* [Written task] Duplicate the lines of the records below, starting at the line that contains "value-cell: 12.1 (704, 635, 778, 723)" and ending at the line that contains "value-cell: 12.6 (704, 722, 778, 810)", with both of those lines included.

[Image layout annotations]

>> start

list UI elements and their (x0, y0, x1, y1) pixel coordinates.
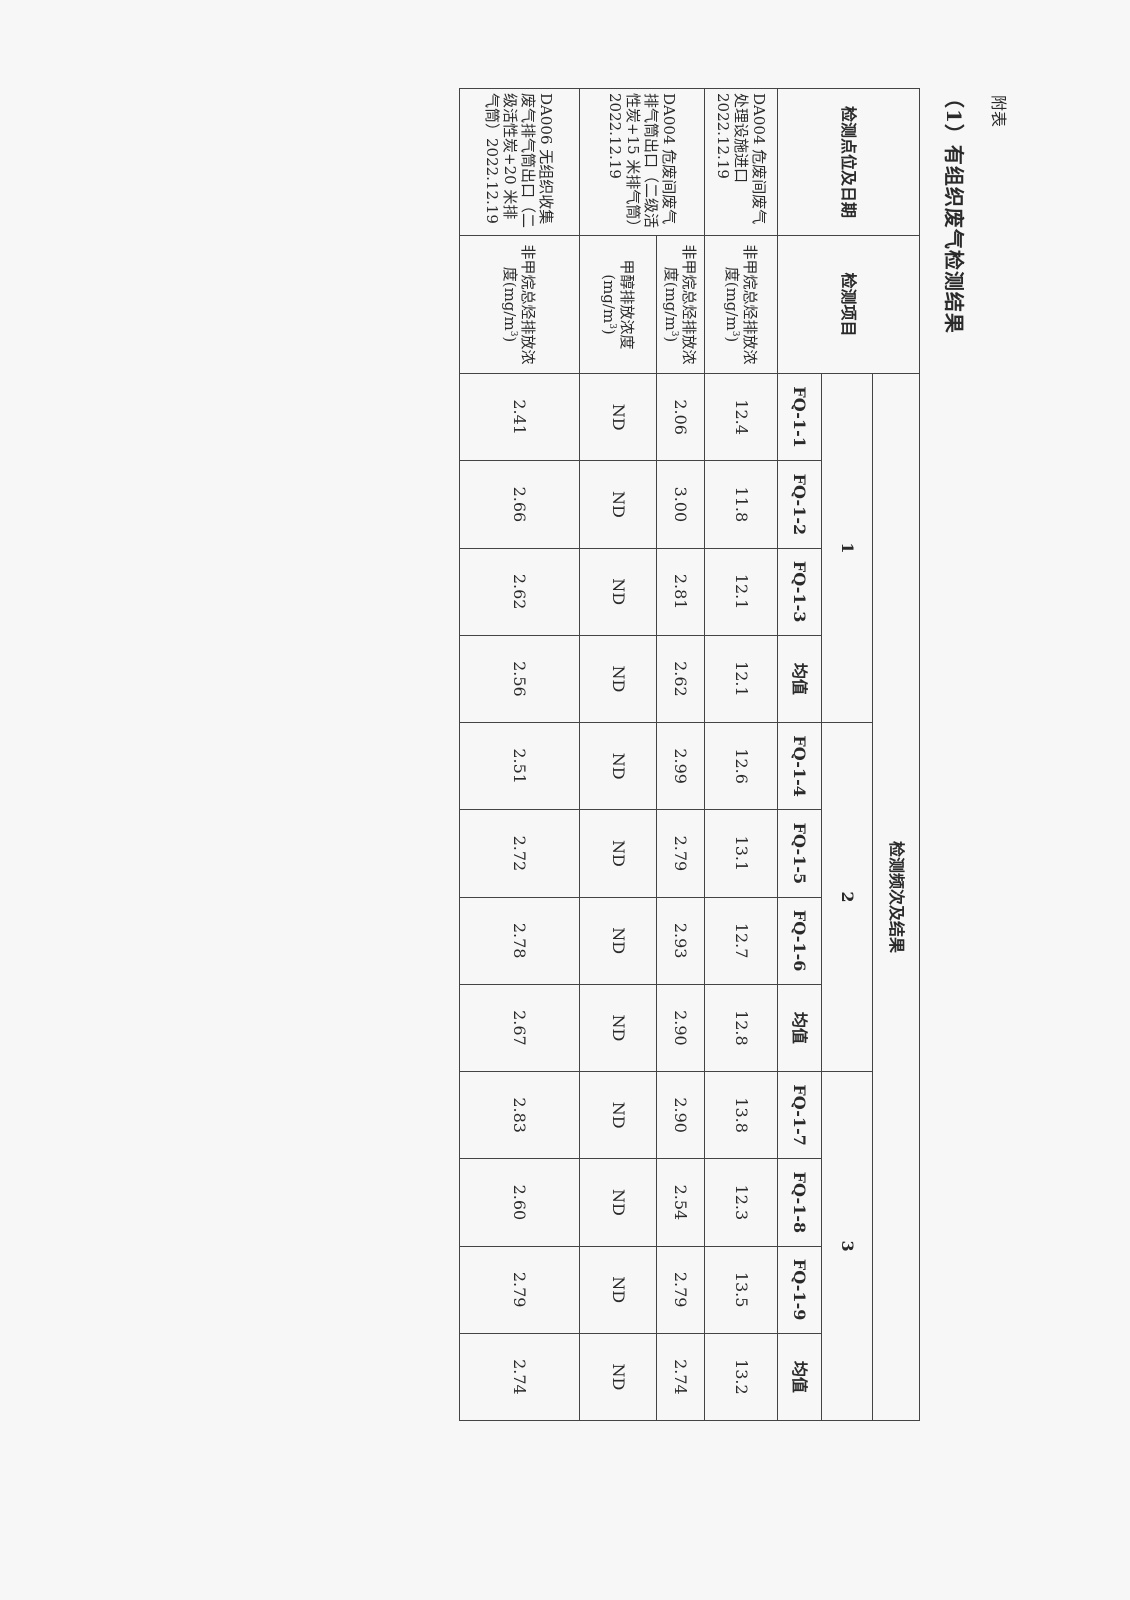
value-cell: 12.1 (704, 635, 778, 723)
column-header: FQ-1-2 (777, 460, 822, 548)
column-header: FQ-1-9 (777, 1246, 822, 1334)
value-cell: 2.74 (656, 1333, 705, 1421)
value-cell: 2.79 (459, 1246, 580, 1334)
item-cell: 非甲烷总烃排放浓度(mg/m3) (656, 235, 705, 374)
value-cell: 2.54 (656, 1158, 705, 1246)
value-cell: ND (579, 897, 657, 985)
value-cell: ND (579, 1158, 657, 1246)
item-cell: 甲醇排放浓度(mg/m3) (579, 235, 657, 374)
value-cell: 2.93 (656, 897, 705, 985)
value-cell: 13.2 (704, 1333, 778, 1421)
value-cell: 12.8 (704, 984, 778, 1072)
value-cell: 2.81 (656, 548, 705, 636)
value-cell: ND (579, 722, 657, 810)
value-cell: 13.8 (704, 1071, 778, 1159)
value-cell: 2.51 (459, 722, 580, 810)
value-cell: 2.56 (459, 635, 580, 723)
value-cell: 2.66 (459, 460, 580, 548)
unit-end: ) (662, 336, 681, 343)
value-cell: 2.83 (459, 1071, 580, 1159)
value-cell: 12.1 (704, 548, 778, 636)
value-cell: 2.06 (656, 373, 705, 461)
value-cell: 11.8 (704, 460, 778, 548)
value-cell: 2.62 (459, 548, 580, 636)
value-cell: 2.62 (656, 635, 705, 723)
value-cell: 12.7 (704, 897, 778, 985)
header-item: 检测项目 (777, 235, 920, 374)
value-cell: 13.1 (704, 809, 778, 897)
appendix-label: 附表 (989, 95, 1008, 128)
column-header: 均值 (777, 1333, 822, 1421)
location-cell: DA006 无组织收集废气排气筒出口（二级活性炭+20 米排气筒）2022.12… (459, 88, 580, 236)
unit-end: ) (723, 336, 741, 343)
value-cell: ND (579, 635, 657, 723)
location-cell: DA004 危废间废气处理设施进口 2022.12.19 (704, 88, 778, 236)
column-header: FQ-1-6 (777, 897, 822, 985)
value-cell: 12.4 (704, 373, 778, 461)
value-cell: 2.72 (459, 809, 580, 897)
column-header: FQ-1-1 (777, 373, 822, 461)
value-cell: 2.60 (459, 1158, 580, 1246)
value-cell: ND (579, 984, 657, 1072)
value-cell: 2.67 (459, 984, 580, 1072)
header-group: 1 (821, 373, 873, 723)
value-cell: ND (579, 1246, 657, 1334)
value-cell: 3.00 (656, 460, 705, 548)
column-header: 均值 (777, 984, 822, 1072)
value-cell: 12.6 (704, 722, 778, 810)
item-label: 甲醇排放浓度(mg/m (600, 259, 636, 350)
column-header: 均值 (777, 635, 822, 723)
value-cell: 2.99 (656, 722, 705, 810)
value-cell: ND (579, 373, 657, 461)
page-title: （1）有组织废气检测结果 (942, 88, 966, 334)
value-cell: ND (579, 1071, 657, 1159)
column-header: FQ-1-4 (777, 722, 822, 810)
item-cell: 非甲烷总烃排放浓度(mg/m3) (704, 235, 778, 374)
item-label: 非甲烷总烃排放浓度(mg/m (501, 244, 538, 365)
column-header: FQ-1-5 (777, 809, 822, 897)
header-group: 2 (821, 722, 873, 1072)
item-label: 非甲烷总烃排放浓度(mg/m (662, 244, 699, 365)
value-cell: ND (579, 548, 657, 636)
header-location: 检测点位及日期 (777, 88, 920, 236)
header-results: 检测频次及结果 (872, 373, 920, 1421)
column-header: FQ-1-7 (777, 1071, 822, 1159)
location-cell: DA004 危废间废气排气筒出口（二级活性炭+15 米排气筒）2022.12.1… (579, 88, 705, 236)
value-cell: 2.90 (656, 1071, 705, 1159)
column-header: FQ-1-3 (777, 548, 822, 636)
value-cell: 2.79 (656, 809, 705, 897)
item-cell: 非甲烷总烃排放浓度(mg/m3) (459, 235, 580, 374)
value-cell: 13.5 (704, 1246, 778, 1334)
value-cell: 2.78 (459, 897, 580, 985)
column-header: FQ-1-8 (777, 1158, 822, 1246)
value-cell: 2.79 (656, 1246, 705, 1334)
value-cell: 2.74 (459, 1333, 580, 1421)
item-label: 非甲烷总烃排放浓度(mg/m (723, 244, 759, 365)
unit-end: ) (600, 328, 618, 335)
value-cell: 2.41 (459, 373, 580, 461)
unit-end: ) (501, 336, 520, 343)
value-cell: ND (579, 809, 657, 897)
results-table: 检测点位及日期 检测项目 检测频次及结果 1 2 3 FQ-1-1 FQ-1-2 F… (459, 88, 920, 1421)
header-group: 3 (821, 1071, 873, 1421)
value-cell: 2.90 (656, 984, 705, 1072)
value-cell: ND (579, 460, 657, 548)
value-cell: 12.3 (704, 1158, 778, 1246)
value-cell: ND (579, 1333, 657, 1421)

>> end

* [Solution to the problem]
value-cell: 12.1 (704, 635, 778, 723)
column-header: FQ-1-2 (777, 460, 822, 548)
column-header: FQ-1-9 (777, 1246, 822, 1334)
value-cell: 2.74 (656, 1333, 705, 1421)
value-cell: 2.79 (459, 1246, 580, 1334)
item-cell: 非甲烷总烃排放浓度(mg/m3) (656, 235, 705, 374)
value-cell: 2.54 (656, 1158, 705, 1246)
value-cell: ND (579, 897, 657, 985)
value-cell: ND (579, 1158, 657, 1246)
item-cell: 甲醇排放浓度(mg/m3) (579, 235, 657, 374)
value-cell: 2.93 (656, 897, 705, 985)
value-cell: 13.2 (704, 1333, 778, 1421)
value-cell: 12.8 (704, 984, 778, 1072)
value-cell: 2.81 (656, 548, 705, 636)
value-cell: ND (579, 722, 657, 810)
value-cell: 13.8 (704, 1071, 778, 1159)
value-cell: 2.51 (459, 722, 580, 810)
value-cell: 2.56 (459, 635, 580, 723)
value-cell: 2.66 (459, 460, 580, 548)
unit-end: ) (662, 336, 681, 343)
value-cell: 2.83 (459, 1071, 580, 1159)
value-cell: 12.1 (704, 548, 778, 636)
value-cell: 2.06 (656, 373, 705, 461)
value-cell: 11.8 (704, 460, 778, 548)
value-cell: 2.62 (459, 548, 580, 636)
value-cell: 2.62 (656, 635, 705, 723)
value-cell: 12.7 (704, 897, 778, 985)
header-item: 检测项目 (777, 235, 920, 374)
value-cell: 13.1 (704, 809, 778, 897)
appendix-label: 附表 (989, 95, 1008, 128)
column-header: 均值 (777, 1333, 822, 1421)
location-cell: DA006 无组织收集废气排气筒出口（二级活性炭+20 米排气筒）2022.12… (459, 88, 580, 236)
unit-end: ) (723, 336, 741, 343)
value-cell: ND (579, 635, 657, 723)
location-cell: DA004 危废间废气处理设施进口 2022.12.19 (704, 88, 778, 236)
column-header: FQ-1-6 (777, 897, 822, 985)
value-cell: 12.4 (704, 373, 778, 461)
value-cell: 2.72 (459, 809, 580, 897)
column-header: FQ-1-1 (777, 373, 822, 461)
value-cell: 2.60 (459, 1158, 580, 1246)
value-cell: ND (579, 984, 657, 1072)
value-cell: 2.67 (459, 984, 580, 1072)
header-group: 1 (821, 373, 873, 723)
value-cell: ND (579, 1246, 657, 1334)
value-cell: 3.00 (656, 460, 705, 548)
column-header: 均值 (777, 984, 822, 1072)
value-cell: 12.6 (704, 722, 778, 810)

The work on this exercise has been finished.